### INSTRUCTIONS TO FOLLOW
Search the listing below for "houses". Copy each matching line.

begin

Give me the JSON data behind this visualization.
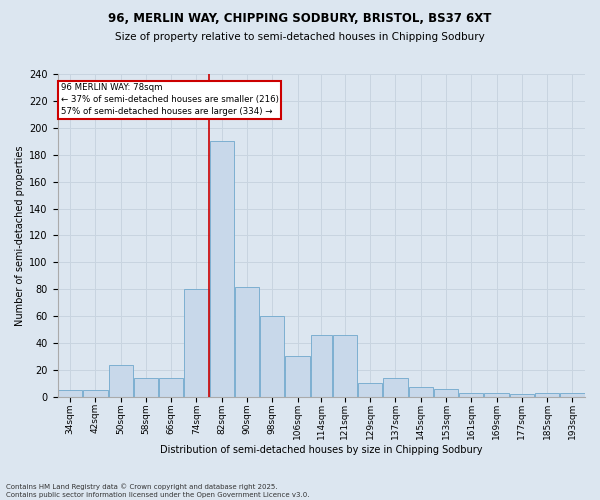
{
  "title1": "96, MERLIN WAY, CHIPPING SODBURY, BRISTOL, BS37 6XT",
  "title2": "Size of property relative to semi-detached houses in Chipping Sodbury",
  "xlabel": "Distribution of semi-detached houses by size in Chipping Sodbury",
  "ylabel": "Number of semi-detached properties",
  "categories": [
    "34sqm",
    "42sqm",
    "50sqm",
    "58sqm",
    "66sqm",
    "74sqm",
    "82sqm",
    "90sqm",
    "98sqm",
    "106sqm",
    "114sqm",
    "121sqm",
    "129sqm",
    "137sqm",
    "145sqm",
    "153sqm",
    "161sqm",
    "169sqm",
    "177sqm",
    "185sqm",
    "193sqm"
  ],
  "values": [
    5,
    5,
    24,
    14,
    14,
    80,
    190,
    82,
    60,
    30,
    46,
    46,
    10,
    14,
    7,
    6,
    3,
    3,
    2,
    3,
    3
  ],
  "bar_color": "#c8d8ea",
  "bar_edge_color": "#6fa8cc",
  "grid_color": "#c8d4e0",
  "bg_color": "#dce6f0",
  "vline_color": "#cc0000",
  "annotation_title": "96 MERLIN WAY: 78sqm",
  "annotation_line1": "← 37% of semi-detached houses are smaller (216)",
  "annotation_line2": "57% of semi-detached houses are larger (334) →",
  "annotation_box_color": "#cc0000",
  "footer1": "Contains HM Land Registry data © Crown copyright and database right 2025.",
  "footer2": "Contains public sector information licensed under the Open Government Licence v3.0.",
  "ylim": [
    0,
    240
  ],
  "yticks": [
    0,
    20,
    40,
    60,
    80,
    100,
    120,
    140,
    160,
    180,
    200,
    220,
    240
  ]
}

end

### SOLUTION
  "title2": "Size of property relative to semi-detached houses in Chipping Sodbury",
  "xlabel": "Distribution of semi-detached houses by size in Chipping Sodbury",
  "annotation_line1": "← 37% of semi-detached houses are smaller (216)",
  "annotation_line2": "57% of semi-detached houses are larger (334) →",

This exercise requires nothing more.